EXERCISE DESCRIPTION:
Determine how many lines in the entries below include "Output". The reply should be that number and nothing else.

EXTRACTED INFORMATION:
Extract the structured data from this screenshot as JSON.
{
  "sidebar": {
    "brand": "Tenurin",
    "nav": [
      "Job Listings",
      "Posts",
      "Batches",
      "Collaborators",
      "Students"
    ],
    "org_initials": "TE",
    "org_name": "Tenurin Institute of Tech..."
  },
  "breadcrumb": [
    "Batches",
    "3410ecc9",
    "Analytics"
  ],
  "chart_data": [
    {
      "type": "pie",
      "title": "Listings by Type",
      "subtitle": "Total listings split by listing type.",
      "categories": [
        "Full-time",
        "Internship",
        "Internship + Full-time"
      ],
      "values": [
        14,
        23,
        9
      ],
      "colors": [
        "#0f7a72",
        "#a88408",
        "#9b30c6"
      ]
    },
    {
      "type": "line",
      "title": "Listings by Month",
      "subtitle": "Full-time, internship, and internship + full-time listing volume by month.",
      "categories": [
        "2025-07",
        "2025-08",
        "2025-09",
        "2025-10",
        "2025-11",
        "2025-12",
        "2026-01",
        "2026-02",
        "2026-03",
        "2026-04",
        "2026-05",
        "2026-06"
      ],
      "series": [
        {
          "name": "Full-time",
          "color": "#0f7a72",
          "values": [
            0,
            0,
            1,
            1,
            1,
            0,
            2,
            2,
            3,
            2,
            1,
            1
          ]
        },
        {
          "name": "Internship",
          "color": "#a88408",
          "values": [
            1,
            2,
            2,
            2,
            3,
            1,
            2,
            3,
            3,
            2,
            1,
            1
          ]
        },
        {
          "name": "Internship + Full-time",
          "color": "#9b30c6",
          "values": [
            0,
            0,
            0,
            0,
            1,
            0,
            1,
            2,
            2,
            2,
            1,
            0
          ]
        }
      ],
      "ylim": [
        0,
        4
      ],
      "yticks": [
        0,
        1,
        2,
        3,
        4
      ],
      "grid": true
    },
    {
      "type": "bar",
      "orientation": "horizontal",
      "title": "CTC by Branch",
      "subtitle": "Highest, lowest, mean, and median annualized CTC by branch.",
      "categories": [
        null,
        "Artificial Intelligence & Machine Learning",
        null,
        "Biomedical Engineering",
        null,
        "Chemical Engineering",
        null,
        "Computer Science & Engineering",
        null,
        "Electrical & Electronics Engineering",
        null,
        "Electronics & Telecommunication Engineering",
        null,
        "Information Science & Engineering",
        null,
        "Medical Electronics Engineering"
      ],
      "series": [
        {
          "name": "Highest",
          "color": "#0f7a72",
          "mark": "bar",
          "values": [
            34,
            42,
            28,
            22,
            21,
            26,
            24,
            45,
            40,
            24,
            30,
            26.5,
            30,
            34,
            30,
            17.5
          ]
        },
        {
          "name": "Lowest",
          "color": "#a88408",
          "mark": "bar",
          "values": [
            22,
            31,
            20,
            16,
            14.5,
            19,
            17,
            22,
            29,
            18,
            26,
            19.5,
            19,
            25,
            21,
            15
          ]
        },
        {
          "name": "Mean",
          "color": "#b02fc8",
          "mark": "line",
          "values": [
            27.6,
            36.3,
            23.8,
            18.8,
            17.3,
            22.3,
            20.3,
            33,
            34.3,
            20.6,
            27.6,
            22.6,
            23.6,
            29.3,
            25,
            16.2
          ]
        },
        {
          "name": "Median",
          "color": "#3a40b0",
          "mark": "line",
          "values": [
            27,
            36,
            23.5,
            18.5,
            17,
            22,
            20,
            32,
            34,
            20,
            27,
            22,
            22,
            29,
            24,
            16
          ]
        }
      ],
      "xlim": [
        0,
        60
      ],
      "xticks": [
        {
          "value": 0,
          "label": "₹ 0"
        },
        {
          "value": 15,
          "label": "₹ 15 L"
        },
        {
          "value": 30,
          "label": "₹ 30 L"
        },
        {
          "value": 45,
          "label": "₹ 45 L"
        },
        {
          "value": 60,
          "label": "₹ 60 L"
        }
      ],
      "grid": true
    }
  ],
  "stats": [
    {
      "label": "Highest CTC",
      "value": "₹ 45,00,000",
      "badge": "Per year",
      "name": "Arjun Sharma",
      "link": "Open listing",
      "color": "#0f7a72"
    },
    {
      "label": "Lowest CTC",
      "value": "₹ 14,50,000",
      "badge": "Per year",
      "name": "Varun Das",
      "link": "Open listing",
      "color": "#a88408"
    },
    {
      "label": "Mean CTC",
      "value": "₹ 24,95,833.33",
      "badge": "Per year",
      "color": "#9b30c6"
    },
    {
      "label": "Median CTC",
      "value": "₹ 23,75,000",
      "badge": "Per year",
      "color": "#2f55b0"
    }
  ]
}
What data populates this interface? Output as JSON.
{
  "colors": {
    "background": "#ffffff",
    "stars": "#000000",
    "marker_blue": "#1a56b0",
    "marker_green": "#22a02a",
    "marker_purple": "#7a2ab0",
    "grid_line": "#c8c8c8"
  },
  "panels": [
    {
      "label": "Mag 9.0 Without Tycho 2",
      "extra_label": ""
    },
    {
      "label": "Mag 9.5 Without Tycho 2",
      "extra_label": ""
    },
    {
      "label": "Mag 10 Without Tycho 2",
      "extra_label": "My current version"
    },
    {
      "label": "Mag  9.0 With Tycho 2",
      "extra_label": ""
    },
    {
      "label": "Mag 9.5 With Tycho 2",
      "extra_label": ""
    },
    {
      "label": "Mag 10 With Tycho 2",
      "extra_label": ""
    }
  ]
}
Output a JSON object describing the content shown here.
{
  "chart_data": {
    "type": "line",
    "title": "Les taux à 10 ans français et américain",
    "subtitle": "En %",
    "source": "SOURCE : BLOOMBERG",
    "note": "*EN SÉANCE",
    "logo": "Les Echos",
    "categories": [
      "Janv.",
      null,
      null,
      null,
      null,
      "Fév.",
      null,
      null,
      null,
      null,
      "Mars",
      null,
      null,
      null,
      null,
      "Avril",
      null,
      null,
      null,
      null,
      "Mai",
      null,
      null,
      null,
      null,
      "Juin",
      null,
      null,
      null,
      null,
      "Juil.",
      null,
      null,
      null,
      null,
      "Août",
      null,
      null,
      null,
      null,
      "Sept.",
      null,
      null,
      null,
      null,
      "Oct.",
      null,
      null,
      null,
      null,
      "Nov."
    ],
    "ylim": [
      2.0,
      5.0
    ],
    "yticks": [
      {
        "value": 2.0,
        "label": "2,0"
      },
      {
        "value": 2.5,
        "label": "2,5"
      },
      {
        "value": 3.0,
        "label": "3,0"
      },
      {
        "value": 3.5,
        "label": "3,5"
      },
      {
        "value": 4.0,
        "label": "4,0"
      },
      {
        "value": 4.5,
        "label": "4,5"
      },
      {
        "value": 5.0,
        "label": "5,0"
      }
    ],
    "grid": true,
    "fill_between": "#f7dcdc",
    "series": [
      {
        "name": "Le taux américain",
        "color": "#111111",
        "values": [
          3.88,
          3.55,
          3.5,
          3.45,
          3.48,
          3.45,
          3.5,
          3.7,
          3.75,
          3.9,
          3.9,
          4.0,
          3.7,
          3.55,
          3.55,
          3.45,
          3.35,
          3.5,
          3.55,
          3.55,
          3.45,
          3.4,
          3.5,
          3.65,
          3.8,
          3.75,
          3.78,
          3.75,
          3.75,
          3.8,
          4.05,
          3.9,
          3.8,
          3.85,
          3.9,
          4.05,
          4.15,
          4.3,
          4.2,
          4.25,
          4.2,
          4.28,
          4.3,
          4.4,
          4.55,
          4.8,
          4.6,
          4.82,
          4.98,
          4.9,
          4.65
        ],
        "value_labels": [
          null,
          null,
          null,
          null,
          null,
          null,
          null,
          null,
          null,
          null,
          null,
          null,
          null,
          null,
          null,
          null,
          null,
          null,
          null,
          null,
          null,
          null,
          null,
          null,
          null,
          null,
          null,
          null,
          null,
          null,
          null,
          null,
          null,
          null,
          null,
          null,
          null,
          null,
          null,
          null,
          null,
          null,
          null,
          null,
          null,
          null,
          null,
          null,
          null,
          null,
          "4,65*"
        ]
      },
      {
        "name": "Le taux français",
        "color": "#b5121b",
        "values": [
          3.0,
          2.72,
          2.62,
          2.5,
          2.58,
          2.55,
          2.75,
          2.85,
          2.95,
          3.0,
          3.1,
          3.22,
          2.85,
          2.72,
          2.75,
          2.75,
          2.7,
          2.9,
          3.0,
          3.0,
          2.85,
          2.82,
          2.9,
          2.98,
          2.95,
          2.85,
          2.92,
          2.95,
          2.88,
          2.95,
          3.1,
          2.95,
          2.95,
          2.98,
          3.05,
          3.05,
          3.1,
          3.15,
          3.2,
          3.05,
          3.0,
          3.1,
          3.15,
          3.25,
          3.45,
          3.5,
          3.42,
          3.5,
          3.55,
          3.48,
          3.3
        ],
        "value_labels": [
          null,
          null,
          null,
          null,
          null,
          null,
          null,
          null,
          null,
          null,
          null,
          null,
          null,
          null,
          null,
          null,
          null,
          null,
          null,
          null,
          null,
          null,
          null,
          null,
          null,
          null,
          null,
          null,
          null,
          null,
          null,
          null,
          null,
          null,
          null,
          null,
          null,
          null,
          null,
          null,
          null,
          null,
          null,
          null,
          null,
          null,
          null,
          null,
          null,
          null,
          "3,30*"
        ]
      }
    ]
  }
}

EXERCISE ANSWER:
2